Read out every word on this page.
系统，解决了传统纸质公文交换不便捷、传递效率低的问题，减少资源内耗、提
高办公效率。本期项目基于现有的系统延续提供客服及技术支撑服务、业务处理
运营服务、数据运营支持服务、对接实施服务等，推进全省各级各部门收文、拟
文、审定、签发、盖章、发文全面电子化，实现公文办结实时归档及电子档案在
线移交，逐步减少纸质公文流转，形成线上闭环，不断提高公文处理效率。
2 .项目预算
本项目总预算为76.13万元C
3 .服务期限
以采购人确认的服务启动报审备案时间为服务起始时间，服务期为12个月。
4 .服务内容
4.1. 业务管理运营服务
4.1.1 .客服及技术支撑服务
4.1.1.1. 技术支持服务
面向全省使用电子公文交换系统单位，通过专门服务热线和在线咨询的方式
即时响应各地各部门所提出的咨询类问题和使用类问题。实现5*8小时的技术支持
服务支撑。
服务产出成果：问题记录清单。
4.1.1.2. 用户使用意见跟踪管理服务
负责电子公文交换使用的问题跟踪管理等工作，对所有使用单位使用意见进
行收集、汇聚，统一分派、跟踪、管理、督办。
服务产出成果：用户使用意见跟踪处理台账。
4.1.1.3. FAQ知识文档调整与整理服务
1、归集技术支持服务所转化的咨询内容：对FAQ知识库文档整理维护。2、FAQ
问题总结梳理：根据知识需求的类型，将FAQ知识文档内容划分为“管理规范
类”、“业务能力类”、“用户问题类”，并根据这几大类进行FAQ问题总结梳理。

☆ ☆ ☆

#### TASK REQUIREMENTS:
Reproduce the material in full, with no word added or dropped.

#### TASK RESPONSE:
Read out every word on this page.
系统，解决了传统纸质公文交换不便捷、传递效率低的问题，减少资源内耗、提
高办公效率。本期项目基于现有的系统延续提供客服及技术支撑服务、业务处理
运营服务、数据运营支持服务、对接实施服务等，推进全省各级各部门收文、拟
文、审定、签发、盖章、发文全面电子化，实现公文办结实时归档及电子档案在
线移交，逐步减少纸质公文流转，形成线上闭环，不断提高公文处理效率。
2 .项目预算
本项目总预算为76.13万元C
3 .服务期限
以采购人确认的服务启动报审备案时间为服务起始时间，服务期为12个月。
4 .服务内容
4.1. 业务管理运营服务
4.1.1 .客服及技术支撑服务
4.1.1.1. 技术支持服务
面向全省使用电子公文交换系统单位，通过专门服务热线和在线咨询的方式
即时响应各地各部门所提出的咨询类问题和使用类问题。实现5*8小时的技术支持
服务支撑。
服务产出成果：问题记录清单。
4.1.1.2. 用户使用意见跟踪管理服务
负责电子公文交换使用的问题跟踪管理等工作，对所有使用单位使用意见进
行收集、汇聚，统一分派、跟踪、管理、督办。
服务产出成果：用户使用意见跟踪处理台账。
4.1.1.3. FAQ知识文档调整与整理服务
1、归集技术支持服务所转化的咨询内容：对FAQ知识库文档整理维护。2、FAQ
问题总结梳理：根据知识需求的类型，将FAQ知识文档内容划分为“管理规范
类”、“业务能力类”、“用户问题类”，并根据这几大类进行FAQ问题总结梳理。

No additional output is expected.